## [Exercise instructions]
Extract every line that includes the string "user".

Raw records
-- BEGIN --
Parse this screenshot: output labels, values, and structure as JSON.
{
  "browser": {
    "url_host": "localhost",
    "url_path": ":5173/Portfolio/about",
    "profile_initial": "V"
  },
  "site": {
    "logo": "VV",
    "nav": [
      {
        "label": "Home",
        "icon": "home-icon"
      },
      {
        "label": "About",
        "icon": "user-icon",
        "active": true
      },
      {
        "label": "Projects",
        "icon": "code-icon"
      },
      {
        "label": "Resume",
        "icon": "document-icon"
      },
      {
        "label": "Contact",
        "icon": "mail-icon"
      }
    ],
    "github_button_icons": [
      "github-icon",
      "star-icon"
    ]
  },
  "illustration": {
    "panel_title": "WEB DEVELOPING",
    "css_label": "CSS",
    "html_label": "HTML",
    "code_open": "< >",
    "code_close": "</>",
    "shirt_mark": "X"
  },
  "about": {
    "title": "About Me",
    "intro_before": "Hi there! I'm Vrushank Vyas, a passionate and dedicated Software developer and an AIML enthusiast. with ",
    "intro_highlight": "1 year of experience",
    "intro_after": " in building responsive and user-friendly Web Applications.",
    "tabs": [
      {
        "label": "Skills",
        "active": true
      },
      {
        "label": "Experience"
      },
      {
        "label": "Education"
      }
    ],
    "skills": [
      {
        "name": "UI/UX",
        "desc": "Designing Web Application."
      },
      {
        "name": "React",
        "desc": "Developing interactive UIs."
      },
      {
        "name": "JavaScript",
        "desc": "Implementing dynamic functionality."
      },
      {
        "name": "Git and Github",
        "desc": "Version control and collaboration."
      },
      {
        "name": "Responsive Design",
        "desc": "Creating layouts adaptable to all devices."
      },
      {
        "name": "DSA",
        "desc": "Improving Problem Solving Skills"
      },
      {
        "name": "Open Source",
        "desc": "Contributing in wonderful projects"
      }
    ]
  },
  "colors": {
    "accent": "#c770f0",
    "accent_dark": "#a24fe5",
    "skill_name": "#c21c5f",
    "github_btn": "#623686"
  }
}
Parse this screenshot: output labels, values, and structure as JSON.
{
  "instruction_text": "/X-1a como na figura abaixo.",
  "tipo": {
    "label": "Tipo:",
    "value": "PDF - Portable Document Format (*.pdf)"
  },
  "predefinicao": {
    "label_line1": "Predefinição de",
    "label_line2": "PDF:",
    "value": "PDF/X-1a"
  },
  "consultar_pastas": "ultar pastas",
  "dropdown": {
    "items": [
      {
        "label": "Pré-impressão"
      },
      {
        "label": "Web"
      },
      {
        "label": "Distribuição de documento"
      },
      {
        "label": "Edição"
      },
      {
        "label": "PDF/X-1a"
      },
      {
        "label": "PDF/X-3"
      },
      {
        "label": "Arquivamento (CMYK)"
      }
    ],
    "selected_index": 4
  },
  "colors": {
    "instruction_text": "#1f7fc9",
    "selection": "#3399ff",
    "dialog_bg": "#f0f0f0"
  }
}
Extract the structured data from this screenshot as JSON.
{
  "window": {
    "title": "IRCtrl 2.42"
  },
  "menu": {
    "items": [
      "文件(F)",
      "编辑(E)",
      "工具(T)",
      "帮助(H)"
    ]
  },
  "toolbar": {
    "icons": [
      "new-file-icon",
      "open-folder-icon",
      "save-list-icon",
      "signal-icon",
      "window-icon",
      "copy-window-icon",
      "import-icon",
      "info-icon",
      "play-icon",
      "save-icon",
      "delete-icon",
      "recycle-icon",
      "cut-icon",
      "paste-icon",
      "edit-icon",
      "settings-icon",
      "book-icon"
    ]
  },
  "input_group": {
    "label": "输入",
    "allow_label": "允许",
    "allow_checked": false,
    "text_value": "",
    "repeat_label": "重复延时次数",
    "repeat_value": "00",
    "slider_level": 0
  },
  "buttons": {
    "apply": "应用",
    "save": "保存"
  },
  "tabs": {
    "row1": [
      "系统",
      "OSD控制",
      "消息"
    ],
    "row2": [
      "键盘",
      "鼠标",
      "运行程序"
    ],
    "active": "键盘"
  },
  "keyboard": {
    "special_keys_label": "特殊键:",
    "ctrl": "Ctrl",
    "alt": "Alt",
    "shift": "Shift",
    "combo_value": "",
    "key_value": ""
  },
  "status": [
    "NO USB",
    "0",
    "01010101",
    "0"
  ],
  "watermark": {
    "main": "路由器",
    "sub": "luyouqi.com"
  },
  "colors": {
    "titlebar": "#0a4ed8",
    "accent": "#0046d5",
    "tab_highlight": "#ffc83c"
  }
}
-- END --
## [Solution to this exercise]
        "icon": "user-icon",
    "intro_after": " in building responsive and user-friendly Web Applications.",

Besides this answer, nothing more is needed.